What is the number of lines in these entries that contain "Нажмите"? State it alone.

· · · · · · ·

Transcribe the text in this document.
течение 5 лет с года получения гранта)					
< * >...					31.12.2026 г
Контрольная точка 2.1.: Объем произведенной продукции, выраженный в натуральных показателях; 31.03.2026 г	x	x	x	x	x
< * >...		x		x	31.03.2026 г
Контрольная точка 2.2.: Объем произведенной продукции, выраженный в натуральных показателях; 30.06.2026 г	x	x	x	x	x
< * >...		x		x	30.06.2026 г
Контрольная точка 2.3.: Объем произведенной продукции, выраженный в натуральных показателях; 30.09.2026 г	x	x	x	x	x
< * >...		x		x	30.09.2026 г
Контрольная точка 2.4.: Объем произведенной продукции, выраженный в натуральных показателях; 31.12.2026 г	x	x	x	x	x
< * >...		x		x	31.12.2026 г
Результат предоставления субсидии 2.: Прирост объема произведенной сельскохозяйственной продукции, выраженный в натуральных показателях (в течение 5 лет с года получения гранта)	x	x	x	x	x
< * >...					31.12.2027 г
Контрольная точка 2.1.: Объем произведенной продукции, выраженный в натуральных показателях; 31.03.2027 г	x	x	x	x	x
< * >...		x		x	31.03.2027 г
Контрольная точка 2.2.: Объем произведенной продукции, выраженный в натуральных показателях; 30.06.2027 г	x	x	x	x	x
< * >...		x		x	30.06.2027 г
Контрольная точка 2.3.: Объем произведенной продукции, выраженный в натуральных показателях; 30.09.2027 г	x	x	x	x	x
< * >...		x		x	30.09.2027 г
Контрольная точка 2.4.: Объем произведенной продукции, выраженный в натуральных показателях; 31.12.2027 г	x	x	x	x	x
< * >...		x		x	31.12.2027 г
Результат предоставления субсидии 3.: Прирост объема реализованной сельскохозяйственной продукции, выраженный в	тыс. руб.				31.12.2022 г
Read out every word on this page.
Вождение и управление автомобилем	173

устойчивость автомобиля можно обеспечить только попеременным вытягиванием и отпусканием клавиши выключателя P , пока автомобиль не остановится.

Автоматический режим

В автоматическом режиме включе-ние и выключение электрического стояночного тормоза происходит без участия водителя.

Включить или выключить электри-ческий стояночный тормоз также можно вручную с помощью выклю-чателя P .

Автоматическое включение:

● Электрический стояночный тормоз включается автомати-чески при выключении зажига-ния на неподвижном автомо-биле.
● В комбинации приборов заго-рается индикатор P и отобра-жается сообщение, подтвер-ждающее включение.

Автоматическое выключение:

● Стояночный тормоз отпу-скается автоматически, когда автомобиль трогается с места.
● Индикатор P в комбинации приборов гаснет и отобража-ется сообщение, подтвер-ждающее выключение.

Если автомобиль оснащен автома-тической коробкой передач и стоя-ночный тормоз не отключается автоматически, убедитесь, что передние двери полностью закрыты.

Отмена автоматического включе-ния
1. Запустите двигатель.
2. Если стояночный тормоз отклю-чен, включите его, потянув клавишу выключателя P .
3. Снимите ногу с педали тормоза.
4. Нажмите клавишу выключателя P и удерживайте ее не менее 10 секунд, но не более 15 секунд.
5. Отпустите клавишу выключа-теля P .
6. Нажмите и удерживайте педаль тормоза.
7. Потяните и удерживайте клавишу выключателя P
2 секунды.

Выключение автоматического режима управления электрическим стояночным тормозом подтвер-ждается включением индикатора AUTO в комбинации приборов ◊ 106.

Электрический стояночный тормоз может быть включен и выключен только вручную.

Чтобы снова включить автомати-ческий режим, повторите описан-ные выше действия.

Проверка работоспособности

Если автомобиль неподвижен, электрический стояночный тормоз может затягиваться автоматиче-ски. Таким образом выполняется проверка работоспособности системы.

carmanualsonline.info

· · · · · · ·

### Answer for the task
2